[Record extracts]:
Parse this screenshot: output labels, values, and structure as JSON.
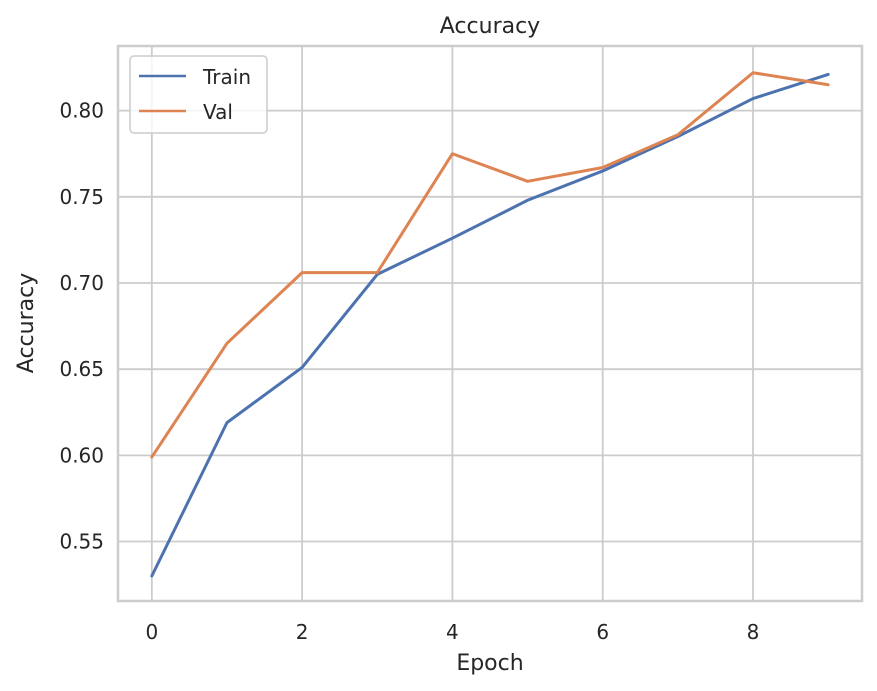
{
  "chart_data": {
    "type": "line",
    "title": "Accuracy",
    "xlabel": "Epoch",
    "ylabel": "Accuracy",
    "xlim": [
      -0.45,
      9.45
    ],
    "ylim": [
      0.5155,
      0.8375
    ],
    "x_ticks": [
      0,
      2,
      4,
      6,
      8
    ],
    "y_ticks": [
      0.55,
      0.6,
      0.65,
      0.7,
      0.75,
      0.8
    ],
    "grid": true,
    "legend_position": "top-left",
    "x": [
      0,
      1,
      2,
      3,
      4,
      5,
      6,
      7,
      8,
      9
    ],
    "series": [
      {
        "name": "Train",
        "color": "#4c72b0",
        "values": [
          0.53,
          0.619,
          0.651,
          0.705,
          0.726,
          0.748,
          0.765,
          0.785,
          0.807,
          0.821
        ]
      },
      {
        "name": "Val",
        "color": "#dd8452",
        "values": [
          0.599,
          0.665,
          0.706,
          0.706,
          0.775,
          0.759,
          0.767,
          0.786,
          0.822,
          0.815
        ]
      }
    ]
  }
}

[Exercise instructions]: Reproduce each record above by retyping it exactly; omit all images.

[Answer to this exercise]:
Parse this screenshot: output labels, values, and structure as JSON.
{
  "chart_data": {
    "type": "line",
    "title": "Accuracy",
    "xlabel": "Epoch",
    "ylabel": "Accuracy",
    "xlim": [
      -0.45,
      9.45
    ],
    "ylim": [
      0.5155,
      0.8375
    ],
    "x_ticks": [
      0,
      2,
      4,
      6,
      8
    ],
    "y_ticks": [
      0.55,
      0.6,
      0.65,
      0.7,
      0.75,
      0.8
    ],
    "grid": true,
    "legend_position": "top-left",
    "x": [
      0,
      1,
      2,
      3,
      4,
      5,
      6,
      7,
      8,
      9
    ],
    "series": [
      {
        "name": "Train",
        "color": "#4c72b0",
        "values": [
          0.53,
          0.619,
          0.651,
          0.705,
          0.726,
          0.748,
          0.765,
          0.785,
          0.807,
          0.821
        ]
      },
      {
        "name": "Val",
        "color": "#dd8452",
        "values": [
          0.599,
          0.665,
          0.706,
          0.706,
          0.775,
          0.759,
          0.767,
          0.786,
          0.822,
          0.815
        ]
      }
    ]
  }
}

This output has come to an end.